C3 Quantitative Chemistry (Part 1)

Question 1

What is the law of conservation of mass?

Answer 1

The law of conservation of mass states that no atoms are lost or made
during a chemical reaction so the mass of the products equals the mass
of the reactants.

Question 2

Write a balanced equation of magnesium reacting with hydrochloric acid.

Answer 2

Mg(s) + 2 HCl(aq) → MgCl2(aq) + H2(g)

Question 3

Define relative formula mass.

Answer 3

RFM - sum of relative atomic masses of all atoms in the formula.

Question 4

How can you increase the precision of experiment results?

Answer 4

Measure to more decimal places or use a more sensitive balance / apparatus

Question 5

What is Avogadro’s constant?

Answer 5

The number of atoms, molecules or ions in a mole of a given substance. The value of the constant is 6.02 x 1023.

Question 6

What is the formula that links mass, molecular mass and moles together

Answer 6

Mass = Mr x Moles

Question 7

What is the mass of: 20 moles of calcium carbonate, CaCO3

Answer 7

Mass = Mr x Moles
Mr = 100
100 x 20 = 2000 g

Question 8

Calculate the amount of carbon dioxide
in moles in 0.32 g of carbon dioxide.

Relative atomic masses (Ar):
carbon = 12
oxygen = 16

Answer 8

CO2 = 12 + 16x2 = 44

Moles = Mass / Mr
0.32 / 44 = 0.007

Question 9

Nitrogen and hydrogen form ammonia shown by the following equation:
N2(g) + 3 H2(g) ⇌ 2 NH3(g)

Calculate the mass of nitrogen needed to form 6.8 tonnes of ammonia.

Relative atomic masses (Ar):
H = 1
N = 14

Answer 9

Step 1 - Work out the number of number of moles of ammonia
(Mr of ammonia = 17)

▸ **Written tasks**
1 – Decide whether each statement below agrees with the quantitative chemistry text, and answer yes or no, quoting the words of the text that settle it. (a) The law of conservation of mass allows atoms to be made during a chemical reaction. (b) The Mr used for calcium carbonate is 100. (c) Using a more sensitive balance is given as one way to increase precision.
2 – Continue the quantitative chemistry text, picking up right after its last line.

▸ **Data excerpts**
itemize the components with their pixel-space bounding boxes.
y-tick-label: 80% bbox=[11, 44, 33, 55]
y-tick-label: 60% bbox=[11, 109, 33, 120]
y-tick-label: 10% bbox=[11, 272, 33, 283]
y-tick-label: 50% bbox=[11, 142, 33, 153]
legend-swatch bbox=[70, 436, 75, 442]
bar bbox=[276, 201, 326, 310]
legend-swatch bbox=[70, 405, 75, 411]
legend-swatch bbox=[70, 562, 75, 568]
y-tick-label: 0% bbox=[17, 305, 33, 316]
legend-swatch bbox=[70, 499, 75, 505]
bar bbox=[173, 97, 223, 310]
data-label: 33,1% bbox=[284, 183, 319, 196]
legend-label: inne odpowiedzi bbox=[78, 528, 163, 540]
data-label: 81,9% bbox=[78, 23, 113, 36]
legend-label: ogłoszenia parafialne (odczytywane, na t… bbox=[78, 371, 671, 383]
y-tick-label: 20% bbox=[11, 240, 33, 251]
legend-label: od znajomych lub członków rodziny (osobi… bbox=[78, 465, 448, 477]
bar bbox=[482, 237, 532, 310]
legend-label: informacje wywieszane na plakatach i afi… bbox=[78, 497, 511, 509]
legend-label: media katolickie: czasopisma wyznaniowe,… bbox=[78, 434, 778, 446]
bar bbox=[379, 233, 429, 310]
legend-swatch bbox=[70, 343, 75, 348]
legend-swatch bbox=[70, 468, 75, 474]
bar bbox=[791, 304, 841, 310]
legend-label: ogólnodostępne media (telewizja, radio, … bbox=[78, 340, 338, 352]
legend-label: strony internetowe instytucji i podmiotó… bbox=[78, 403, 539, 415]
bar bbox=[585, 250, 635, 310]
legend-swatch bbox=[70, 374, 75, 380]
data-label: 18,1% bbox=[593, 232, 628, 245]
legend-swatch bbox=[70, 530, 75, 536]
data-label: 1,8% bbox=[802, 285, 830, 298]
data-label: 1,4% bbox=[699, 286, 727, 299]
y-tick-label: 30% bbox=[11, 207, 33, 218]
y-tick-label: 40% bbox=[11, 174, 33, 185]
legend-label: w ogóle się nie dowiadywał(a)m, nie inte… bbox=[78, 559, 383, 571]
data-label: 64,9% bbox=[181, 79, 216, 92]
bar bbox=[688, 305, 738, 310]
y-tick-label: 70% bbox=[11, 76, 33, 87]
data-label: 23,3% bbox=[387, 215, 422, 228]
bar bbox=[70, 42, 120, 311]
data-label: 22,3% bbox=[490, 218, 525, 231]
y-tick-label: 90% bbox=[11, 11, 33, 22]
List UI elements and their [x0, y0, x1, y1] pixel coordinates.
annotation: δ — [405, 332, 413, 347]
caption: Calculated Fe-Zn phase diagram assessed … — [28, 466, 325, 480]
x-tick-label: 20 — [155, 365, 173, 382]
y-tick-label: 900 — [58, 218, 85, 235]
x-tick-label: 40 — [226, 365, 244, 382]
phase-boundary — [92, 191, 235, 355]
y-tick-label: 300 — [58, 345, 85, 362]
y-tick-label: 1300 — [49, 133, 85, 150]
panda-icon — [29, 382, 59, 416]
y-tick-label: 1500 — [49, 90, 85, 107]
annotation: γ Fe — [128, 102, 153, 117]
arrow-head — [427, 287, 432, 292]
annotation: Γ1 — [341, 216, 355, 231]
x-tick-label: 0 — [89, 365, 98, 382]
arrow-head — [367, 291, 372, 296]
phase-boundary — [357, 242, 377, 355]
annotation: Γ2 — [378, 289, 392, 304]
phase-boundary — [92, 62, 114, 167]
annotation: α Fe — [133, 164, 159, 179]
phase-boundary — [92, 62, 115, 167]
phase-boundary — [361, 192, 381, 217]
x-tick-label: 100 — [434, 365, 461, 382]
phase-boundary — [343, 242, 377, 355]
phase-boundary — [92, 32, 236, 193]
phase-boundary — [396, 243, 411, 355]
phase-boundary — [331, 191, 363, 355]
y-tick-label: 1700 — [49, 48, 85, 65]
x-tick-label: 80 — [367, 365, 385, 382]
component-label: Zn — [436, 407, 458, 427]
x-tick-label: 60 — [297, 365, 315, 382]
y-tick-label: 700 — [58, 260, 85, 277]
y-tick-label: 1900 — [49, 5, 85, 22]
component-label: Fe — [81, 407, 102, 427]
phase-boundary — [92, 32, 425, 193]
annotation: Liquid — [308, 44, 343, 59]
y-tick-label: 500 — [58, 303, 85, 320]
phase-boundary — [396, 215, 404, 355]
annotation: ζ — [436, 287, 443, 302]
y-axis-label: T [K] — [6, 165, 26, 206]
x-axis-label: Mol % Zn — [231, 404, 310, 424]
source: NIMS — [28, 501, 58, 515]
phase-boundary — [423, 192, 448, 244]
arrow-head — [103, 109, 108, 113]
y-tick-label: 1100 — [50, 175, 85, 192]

▸ **Response list**
1 –
(a) No: "no atoms are lost or made during a chemical reaction"
(b) Yes: "Mr = 100"
(c) Yes: "use a more sensitive balance / apparatus"

2 –
6800000 / 17 = 400000 moles of ammonia

Step 2 - Use the balanced equation and number of moles of ammonia to work out the number of moles of nitrogen
The ratio of nitrogen to ammonia is 1:2
Therefore the number of moles of nitrogen is 400000/2 = 200000

Step 3 - Work out the mass of nitrogen
(Mr of N2 is 28)
200000 x 28 = 5600000 g = 5.6 tonnes.

Question 10

Why do we have a reactant in excess?

What is a limiting reactant?

Answer 10

In a chemical reaction involving two reactants, it is common to use an
excess of one of the reactants to ensure that all of the other reactant is
used.

The reactant that is completely used up is called the limiting reactant because it limits the amount of products.

Question 11

Hydrogen peroxide decomposes in 
water to form water and oxygen. How 
many grams of oxygen gas will be 
given off from 40.8 g of hydrogen 
peroxide?

Answer 11

Step 1: Write the balanced equation 2 H2O2(l) → 2 H2O + O2(g)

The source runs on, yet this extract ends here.